++++ Records to use ++++

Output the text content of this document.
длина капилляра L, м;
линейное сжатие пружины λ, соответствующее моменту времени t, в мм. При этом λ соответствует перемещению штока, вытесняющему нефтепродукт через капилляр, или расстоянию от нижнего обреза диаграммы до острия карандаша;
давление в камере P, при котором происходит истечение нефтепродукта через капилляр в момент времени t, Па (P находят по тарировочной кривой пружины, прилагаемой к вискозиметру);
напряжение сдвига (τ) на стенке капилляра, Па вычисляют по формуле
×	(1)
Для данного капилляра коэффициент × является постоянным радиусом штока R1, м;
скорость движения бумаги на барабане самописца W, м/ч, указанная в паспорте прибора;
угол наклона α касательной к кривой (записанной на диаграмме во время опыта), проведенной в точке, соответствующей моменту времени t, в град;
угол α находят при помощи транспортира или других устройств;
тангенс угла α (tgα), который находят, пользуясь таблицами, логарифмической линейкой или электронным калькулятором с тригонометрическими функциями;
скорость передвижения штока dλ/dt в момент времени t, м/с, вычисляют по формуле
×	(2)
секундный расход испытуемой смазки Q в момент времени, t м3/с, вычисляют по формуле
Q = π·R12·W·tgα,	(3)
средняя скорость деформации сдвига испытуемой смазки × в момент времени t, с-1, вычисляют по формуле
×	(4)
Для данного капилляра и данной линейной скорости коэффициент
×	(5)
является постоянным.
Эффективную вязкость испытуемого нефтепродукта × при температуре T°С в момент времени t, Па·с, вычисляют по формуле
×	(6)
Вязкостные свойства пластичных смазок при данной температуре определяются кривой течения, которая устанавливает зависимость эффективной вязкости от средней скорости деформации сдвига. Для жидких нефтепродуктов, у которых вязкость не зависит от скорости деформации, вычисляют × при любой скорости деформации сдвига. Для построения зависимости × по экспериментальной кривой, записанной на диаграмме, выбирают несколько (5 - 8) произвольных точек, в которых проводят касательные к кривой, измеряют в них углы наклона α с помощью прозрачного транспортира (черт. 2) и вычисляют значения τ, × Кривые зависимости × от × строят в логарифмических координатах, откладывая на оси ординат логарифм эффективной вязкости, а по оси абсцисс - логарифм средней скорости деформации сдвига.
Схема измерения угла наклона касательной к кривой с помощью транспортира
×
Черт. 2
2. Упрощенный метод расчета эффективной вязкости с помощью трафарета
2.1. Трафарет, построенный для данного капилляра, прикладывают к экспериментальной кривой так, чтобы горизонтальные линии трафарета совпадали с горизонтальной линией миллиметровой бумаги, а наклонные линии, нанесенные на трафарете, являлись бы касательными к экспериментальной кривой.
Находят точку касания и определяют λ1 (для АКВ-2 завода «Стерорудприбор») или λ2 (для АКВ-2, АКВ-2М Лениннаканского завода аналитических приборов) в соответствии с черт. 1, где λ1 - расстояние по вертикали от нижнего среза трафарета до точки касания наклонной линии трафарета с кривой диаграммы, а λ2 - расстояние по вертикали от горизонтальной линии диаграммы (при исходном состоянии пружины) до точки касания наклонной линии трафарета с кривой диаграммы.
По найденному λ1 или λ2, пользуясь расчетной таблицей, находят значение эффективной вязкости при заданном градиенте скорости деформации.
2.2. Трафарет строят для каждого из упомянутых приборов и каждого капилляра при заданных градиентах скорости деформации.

++++

Set problem: Transcribe the data. Leave every line exactly as it is.

Written reply:
Output the text content of this document.
длина капилляра L, м;
линейное сжатие пружины λ, соответствующее моменту времени t, в мм. При этом λ соответствует перемещению штока, вытесняющему нефтепродукт через капилляр, или расстоянию от нижнего обреза диаграммы до острия карандаша;
давление в камере P, при котором происходит истечение нефтепродукта через капилляр в момент времени t, Па (P находят по тарировочной кривой пружины, прилагаемой к вискозиметру);
напряжение сдвига (τ) на стенке капилляра, Па вычисляют по формуле
×	(1)
Для данного капилляра коэффициент × является постоянным радиусом штока R1, м;
скорость движения бумаги на барабане самописца W, м/ч, указанная в паспорте прибора;
угол наклона α касательной к кривой (записанной на диаграмме во время опыта), проведенной в точке, соответствующей моменту времени t, в град;
угол α находят при помощи транспортира или других устройств;
тангенс угла α (tgα), который находят, пользуясь таблицами, логарифмической линейкой или электронным калькулятором с тригонометрическими функциями;
скорость передвижения штока dλ/dt в момент времени t, м/с, вычисляют по формуле
×	(2)
секундный расход испытуемой смазки Q в момент времени, t м3/с, вычисляют по формуле
Q = π·R12·W·tgα,	(3)
средняя скорость деформации сдвига испытуемой смазки × в момент времени t, с-1, вычисляют по формуле
×	(4)
Для данного капилляра и данной линейной скорости коэффициент
×	(5)
является постоянным.
Эффективную вязкость испытуемого нефтепродукта × при температуре T°С в момент времени t, Па·с, вычисляют по формуле
×	(6)
Вязкостные свойства пластичных смазок при данной температуре определяются кривой течения, которая устанавливает зависимость эффективной вязкости от средней скорости деформации сдвига. Для жидких нефтепродуктов, у которых вязкость не зависит от скорости деформации, вычисляют × при любой скорости деформации сдвига. Для построения зависимости × по экспериментальной кривой, записанной на диаграмме, выбирают несколько (5 - 8) произвольных точек, в которых проводят касательные к кривой, измеряют в них углы наклона α с помощью прозрачного транспортира (черт. 2) и вычисляют значения τ, × Кривые зависимости × от × строят в логарифмических координатах, откладывая на оси ординат логарифм эффективной вязкости, а по оси абсцисс - логарифм средней скорости деформации сдвига.
Схема измерения угла наклона касательной к кривой с помощью транспортира
×
Черт. 2
2. Упрощенный метод расчета эффективной вязкости с помощью трафарета
2.1. Трафарет, построенный для данного капилляра, прикладывают к экспериментальной кривой так, чтобы горизонтальные линии трафарета совпадали с горизонтальной линией миллиметровой бумаги, а наклонные линии, нанесенные на трафарете, являлись бы касательными к экспериментальной кривой.
Находят точку касания и определяют λ1 (для АКВ-2 завода «Стерорудприбор») или λ2 (для АКВ-2, АКВ-2М Лениннаканского завода аналитических приборов) в соответствии с черт. 1, где λ1 - расстояние по вертикали от нижнего среза трафарета до точки касания наклонной линии трафарета с кривой диаграммы, а λ2 - расстояние по вертикали от горизонтальной линии диаграммы (при исходном состоянии пружины) до точки касания наклонной линии трафарета с кривой диаграммы.
По найденному λ1 или λ2, пользуясь расчетной таблицей, находят значение эффективной вязкости при заданном градиенте скорости деформации.
2.2. Трафарет строят для каждого из упомянутых приборов и каждого капилляра при заданных градиентах скорости деформации.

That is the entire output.